● **INSTRUCTIONS TO FOLLOW**: Copy all the entries word for word, but omit the pictures.

───── DATA TO EXAMINE ─────

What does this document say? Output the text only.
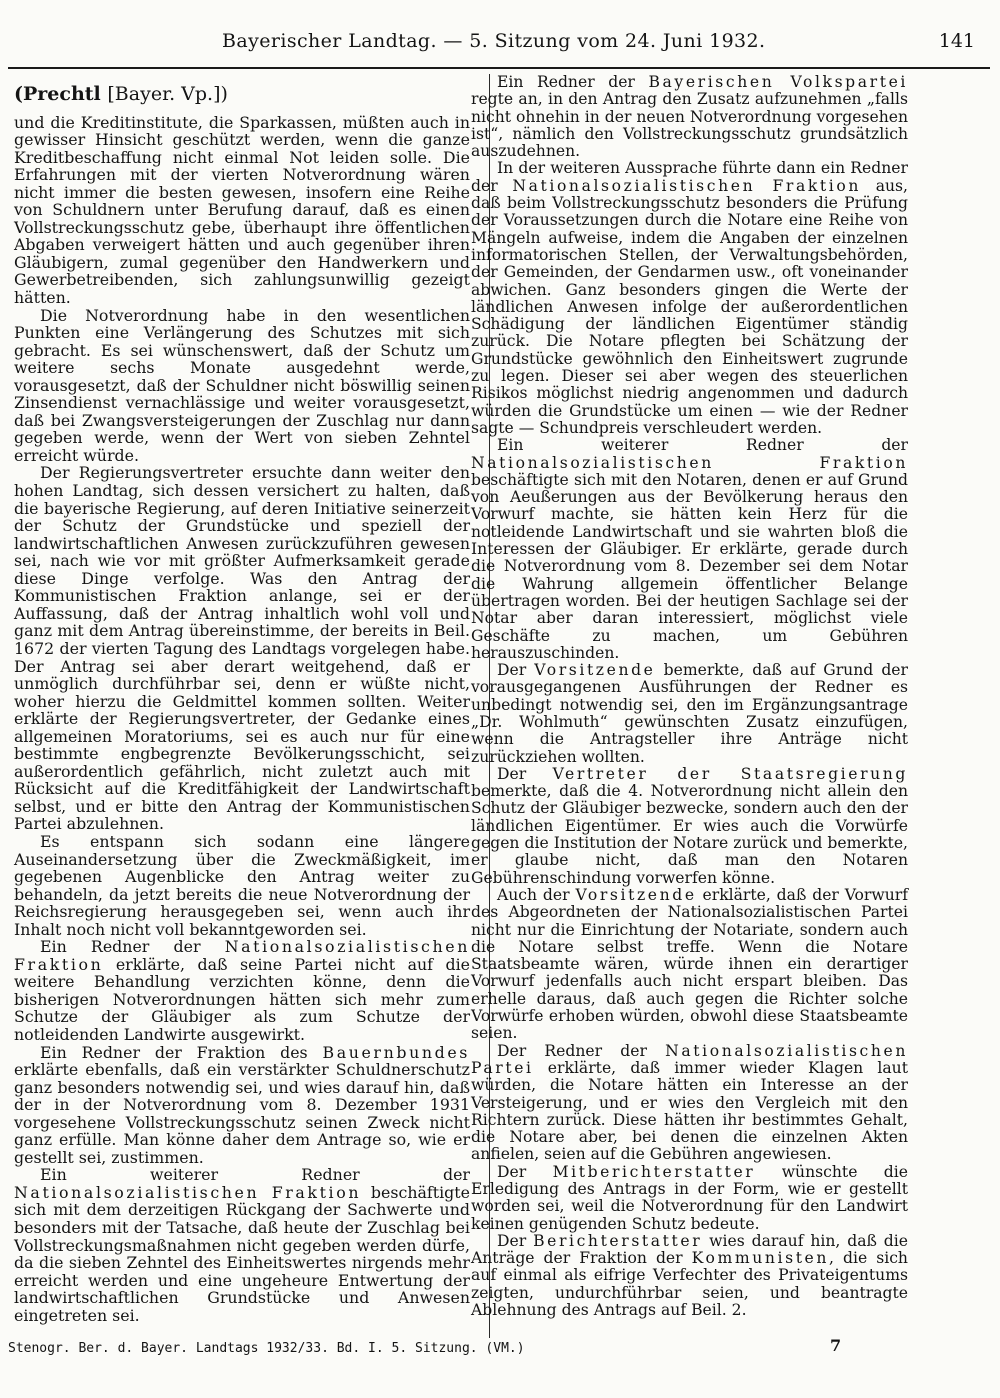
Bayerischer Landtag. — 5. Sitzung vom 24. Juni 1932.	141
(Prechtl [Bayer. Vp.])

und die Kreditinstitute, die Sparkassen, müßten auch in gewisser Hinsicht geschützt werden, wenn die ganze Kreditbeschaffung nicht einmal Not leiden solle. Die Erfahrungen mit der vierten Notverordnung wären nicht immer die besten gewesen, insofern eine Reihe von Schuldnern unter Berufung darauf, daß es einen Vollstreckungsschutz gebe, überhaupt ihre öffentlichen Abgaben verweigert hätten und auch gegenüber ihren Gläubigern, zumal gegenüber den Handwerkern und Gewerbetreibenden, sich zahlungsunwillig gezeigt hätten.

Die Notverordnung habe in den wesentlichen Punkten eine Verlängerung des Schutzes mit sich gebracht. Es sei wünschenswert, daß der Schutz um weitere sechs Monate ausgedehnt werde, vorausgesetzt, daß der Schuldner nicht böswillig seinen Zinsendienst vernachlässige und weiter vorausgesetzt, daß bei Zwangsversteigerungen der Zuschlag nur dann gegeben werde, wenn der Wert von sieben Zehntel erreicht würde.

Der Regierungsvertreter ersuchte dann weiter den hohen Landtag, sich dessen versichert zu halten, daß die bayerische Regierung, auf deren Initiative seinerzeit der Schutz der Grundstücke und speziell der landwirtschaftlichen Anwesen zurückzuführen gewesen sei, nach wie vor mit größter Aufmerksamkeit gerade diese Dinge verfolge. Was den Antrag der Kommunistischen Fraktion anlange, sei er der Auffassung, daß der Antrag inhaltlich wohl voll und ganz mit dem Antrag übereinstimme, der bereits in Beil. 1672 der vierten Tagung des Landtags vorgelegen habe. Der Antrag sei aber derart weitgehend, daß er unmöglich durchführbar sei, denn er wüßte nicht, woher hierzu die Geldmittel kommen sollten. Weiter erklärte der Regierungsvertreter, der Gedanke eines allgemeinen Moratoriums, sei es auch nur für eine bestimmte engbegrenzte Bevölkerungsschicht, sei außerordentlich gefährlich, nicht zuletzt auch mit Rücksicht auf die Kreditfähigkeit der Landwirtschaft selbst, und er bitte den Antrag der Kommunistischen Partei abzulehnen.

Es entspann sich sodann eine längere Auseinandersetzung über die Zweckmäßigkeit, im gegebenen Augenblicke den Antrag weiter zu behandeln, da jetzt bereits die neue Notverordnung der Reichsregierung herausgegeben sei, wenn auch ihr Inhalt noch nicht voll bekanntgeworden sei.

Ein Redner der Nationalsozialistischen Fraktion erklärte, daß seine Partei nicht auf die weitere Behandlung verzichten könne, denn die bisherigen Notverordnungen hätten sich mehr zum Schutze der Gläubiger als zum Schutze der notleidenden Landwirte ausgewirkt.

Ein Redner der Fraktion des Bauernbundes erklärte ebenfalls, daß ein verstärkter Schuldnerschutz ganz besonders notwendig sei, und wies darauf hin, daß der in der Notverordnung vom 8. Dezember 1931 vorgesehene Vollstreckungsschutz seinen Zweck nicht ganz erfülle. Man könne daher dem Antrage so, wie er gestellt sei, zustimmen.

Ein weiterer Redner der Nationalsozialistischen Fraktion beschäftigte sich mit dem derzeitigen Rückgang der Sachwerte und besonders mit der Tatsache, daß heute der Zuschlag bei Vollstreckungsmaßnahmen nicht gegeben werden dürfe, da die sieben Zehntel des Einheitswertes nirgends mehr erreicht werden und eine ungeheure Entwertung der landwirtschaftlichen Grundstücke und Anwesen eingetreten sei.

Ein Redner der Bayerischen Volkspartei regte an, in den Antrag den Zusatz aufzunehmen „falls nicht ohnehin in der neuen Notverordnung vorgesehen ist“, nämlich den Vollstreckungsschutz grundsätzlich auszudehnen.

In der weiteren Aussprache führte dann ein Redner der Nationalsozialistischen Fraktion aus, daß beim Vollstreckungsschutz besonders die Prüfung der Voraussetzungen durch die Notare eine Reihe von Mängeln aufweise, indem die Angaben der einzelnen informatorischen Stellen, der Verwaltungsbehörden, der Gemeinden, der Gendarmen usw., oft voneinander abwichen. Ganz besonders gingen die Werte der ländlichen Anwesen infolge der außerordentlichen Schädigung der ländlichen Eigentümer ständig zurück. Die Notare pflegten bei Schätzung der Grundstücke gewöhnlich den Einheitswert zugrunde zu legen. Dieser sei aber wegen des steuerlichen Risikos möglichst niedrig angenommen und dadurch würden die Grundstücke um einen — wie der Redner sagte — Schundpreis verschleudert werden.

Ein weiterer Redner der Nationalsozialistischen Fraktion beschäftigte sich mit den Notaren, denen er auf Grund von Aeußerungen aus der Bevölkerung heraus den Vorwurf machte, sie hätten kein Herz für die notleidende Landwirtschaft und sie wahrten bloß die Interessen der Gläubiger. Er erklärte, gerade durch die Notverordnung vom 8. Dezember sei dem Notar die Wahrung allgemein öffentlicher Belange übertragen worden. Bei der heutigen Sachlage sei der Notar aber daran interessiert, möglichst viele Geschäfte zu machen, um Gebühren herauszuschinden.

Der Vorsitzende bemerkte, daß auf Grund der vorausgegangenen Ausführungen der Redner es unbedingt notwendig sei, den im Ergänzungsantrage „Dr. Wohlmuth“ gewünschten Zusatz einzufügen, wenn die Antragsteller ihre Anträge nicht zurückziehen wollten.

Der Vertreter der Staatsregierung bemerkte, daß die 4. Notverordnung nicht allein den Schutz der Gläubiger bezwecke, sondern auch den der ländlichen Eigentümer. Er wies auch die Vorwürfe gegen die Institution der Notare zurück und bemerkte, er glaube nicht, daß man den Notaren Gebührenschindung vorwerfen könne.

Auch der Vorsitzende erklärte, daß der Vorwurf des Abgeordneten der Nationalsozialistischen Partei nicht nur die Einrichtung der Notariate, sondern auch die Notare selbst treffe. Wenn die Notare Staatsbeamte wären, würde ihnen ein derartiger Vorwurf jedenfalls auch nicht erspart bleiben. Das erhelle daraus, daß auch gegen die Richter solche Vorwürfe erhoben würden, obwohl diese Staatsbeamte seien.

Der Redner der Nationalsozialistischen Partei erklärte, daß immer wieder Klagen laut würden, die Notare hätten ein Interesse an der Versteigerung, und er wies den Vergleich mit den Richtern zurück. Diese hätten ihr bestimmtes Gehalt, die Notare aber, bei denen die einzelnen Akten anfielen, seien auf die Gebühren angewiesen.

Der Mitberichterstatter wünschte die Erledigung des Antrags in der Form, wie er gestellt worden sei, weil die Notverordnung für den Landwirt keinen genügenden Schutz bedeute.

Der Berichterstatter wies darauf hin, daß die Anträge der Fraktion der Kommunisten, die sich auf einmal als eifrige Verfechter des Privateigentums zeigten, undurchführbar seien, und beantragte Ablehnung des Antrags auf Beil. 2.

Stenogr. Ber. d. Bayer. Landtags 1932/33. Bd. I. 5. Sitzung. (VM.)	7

─────

● **EXERCISE OUTPUT**:
What does this document say? Output the text only.
Bayerischer Landtag. — 5. Sitzung vom 24. Juni 1932.	141
(Prechtl [Bayer. Vp.])

und die Kreditinstitute, die Sparkassen, müßten auch in gewisser Hinsicht geschützt werden, wenn die ganze Kreditbeschaffung nicht einmal Not leiden solle. Die Erfahrungen mit der vierten Notverordnung wären nicht immer die besten gewesen, insofern eine Reihe von Schuldnern unter Berufung darauf, daß es einen Vollstreckungsschutz gebe, überhaupt ihre öffentlichen Abgaben verweigert hätten und auch gegenüber ihren Gläubigern, zumal gegenüber den Handwerkern und Gewerbetreibenden, sich zahlungsunwillig gezeigt hätten.

Die Notverordnung habe in den wesentlichen Punkten eine Verlängerung des Schutzes mit sich gebracht. Es sei wünschenswert, daß der Schutz um weitere sechs Monate ausgedehnt werde, vorausgesetzt, daß der Schuldner nicht böswillig seinen Zinsendienst vernachlässige und weiter vorausgesetzt, daß bei Zwangsversteigerungen der Zuschlag nur dann gegeben werde, wenn der Wert von sieben Zehntel erreicht würde.

Der Regierungsvertreter ersuchte dann weiter den hohen Landtag, sich dessen versichert zu halten, daß die bayerische Regierung, auf deren Initiative seinerzeit der Schutz der Grundstücke und speziell der landwirtschaftlichen Anwesen zurückzuführen gewesen sei, nach wie vor mit größter Aufmerksamkeit gerade diese Dinge verfolge. Was den Antrag der Kommunistischen Fraktion anlange, sei er der Auffassung, daß der Antrag inhaltlich wohl voll und ganz mit dem Antrag übereinstimme, der bereits in Beil. 1672 der vierten Tagung des Landtags vorgelegen habe. Der Antrag sei aber derart weitgehend, daß er unmöglich durchführbar sei, denn er wüßte nicht, woher hierzu die Geldmittel kommen sollten. Weiter erklärte der Regierungsvertreter, der Gedanke eines allgemeinen Moratoriums, sei es auch nur für eine bestimmte engbegrenzte Bevölkerungsschicht, sei außerordentlich gefährlich, nicht zuletzt auch mit Rücksicht auf die Kreditfähigkeit der Landwirtschaft selbst, und er bitte den Antrag der Kommunistischen Partei abzulehnen.

Es entspann sich sodann eine längere Auseinandersetzung über die Zweckmäßigkeit, im gegebenen Augenblicke den Antrag weiter zu behandeln, da jetzt bereits die neue Notverordnung der Reichsregierung herausgegeben sei, wenn auch ihr Inhalt noch nicht voll bekanntgeworden sei.

Ein Redner der Nationalsozialistischen Fraktion erklärte, daß seine Partei nicht auf die weitere Behandlung verzichten könne, denn die bisherigen Notverordnungen hätten sich mehr zum Schutze der Gläubiger als zum Schutze der notleidenden Landwirte ausgewirkt.

Ein Redner der Fraktion des Bauernbundes erklärte ebenfalls, daß ein verstärkter Schuldnerschutz ganz besonders notwendig sei, und wies darauf hin, daß der in der Notverordnung vom 8. Dezember 1931 vorgesehene Vollstreckungsschutz seinen Zweck nicht ganz erfülle. Man könne daher dem Antrage so, wie er gestellt sei, zustimmen.

Ein weiterer Redner der Nationalsozialistischen Fraktion beschäftigte sich mit dem derzeitigen Rückgang der Sachwerte und besonders mit der Tatsache, daß heute der Zuschlag bei Vollstreckungsmaßnahmen nicht gegeben werden dürfe, da die sieben Zehntel des Einheitswertes nirgends mehr erreicht werden und eine ungeheure Entwertung der landwirtschaftlichen Grundstücke und Anwesen eingetreten sei.

Ein Redner der Bayerischen Volkspartei regte an, in den Antrag den Zusatz aufzunehmen „falls nicht ohnehin in der neuen Notverordnung vorgesehen ist“, nämlich den Vollstreckungsschutz grundsätzlich auszudehnen.

In der weiteren Aussprache führte dann ein Redner der Nationalsozialistischen Fraktion aus, daß beim Vollstreckungsschutz besonders die Prüfung der Voraussetzungen durch die Notare eine Reihe von Mängeln aufweise, indem die Angaben der einzelnen informatorischen Stellen, der Verwaltungsbehörden, der Gemeinden, der Gendarmen usw., oft voneinander abwichen. Ganz besonders gingen die Werte der ländlichen Anwesen infolge der außerordentlichen Schädigung der ländlichen Eigentümer ständig zurück. Die Notare pflegten bei Schätzung der Grundstücke gewöhnlich den Einheitswert zugrunde zu legen. Dieser sei aber wegen des steuerlichen Risikos möglichst niedrig angenommen und dadurch würden die Grundstücke um einen — wie der Redner sagte — Schundpreis verschleudert werden.

Ein weiterer Redner der Nationalsozialistischen Fraktion beschäftigte sich mit den Notaren, denen er auf Grund von Aeußerungen aus der Bevölkerung heraus den Vorwurf machte, sie hätten kein Herz für die notleidende Landwirtschaft und sie wahrten bloß die Interessen der Gläubiger. Er erklärte, gerade durch die Notverordnung vom 8. Dezember sei dem Notar die Wahrung allgemein öffentlicher Belange übertragen worden. Bei der heutigen Sachlage sei der Notar aber daran interessiert, möglichst viele Geschäfte zu machen, um Gebühren herauszuschinden.

Der Vorsitzende bemerkte, daß auf Grund der vorausgegangenen Ausführungen der Redner es unbedingt notwendig sei, den im Ergänzungsantrage „Dr. Wohlmuth“ gewünschten Zusatz einzufügen, wenn die Antragsteller ihre Anträge nicht zurückziehen wollten.

Der Vertreter der Staatsregierung bemerkte, daß die 4. Notverordnung nicht allein den Schutz der Gläubiger bezwecke, sondern auch den der ländlichen Eigentümer. Er wies auch die Vorwürfe gegen die Institution der Notare zurück und bemerkte, er glaube nicht, daß man den Notaren Gebührenschindung vorwerfen könne.

Auch der Vorsitzende erklärte, daß der Vorwurf des Abgeordneten der Nationalsozialistischen Partei nicht nur die Einrichtung der Notariate, sondern auch die Notare selbst treffe. Wenn die Notare Staatsbeamte wären, würde ihnen ein derartiger Vorwurf jedenfalls auch nicht erspart bleiben. Das erhelle daraus, daß auch gegen die Richter solche Vorwürfe erhoben würden, obwohl diese Staatsbeamte seien.

Der Redner der Nationalsozialistischen Partei erklärte, daß immer wieder Klagen laut würden, die Notare hätten ein Interesse an der Versteigerung, und er wies den Vergleich mit den Richtern zurück. Diese hätten ihr bestimmtes Gehalt, die Notare aber, bei denen die einzelnen Akten anfielen, seien auf die Gebühren angewiesen.

Der Mitberichterstatter wünschte die Erledigung des Antrags in der Form, wie er gestellt worden sei, weil die Notverordnung für den Landwirt keinen genügenden Schutz bedeute.

Der Berichterstatter wies darauf hin, daß die Anträge der Fraktion der Kommunisten, die sich auf einmal als eifrige Verfechter des Privateigentums zeigten, undurchführbar seien, und beantragte Ablehnung des Antrags auf Beil. 2.

Stenogr. Ber. d. Bayer. Landtags 1932/33. Bd. I. 5. Sitzung. (VM.)	7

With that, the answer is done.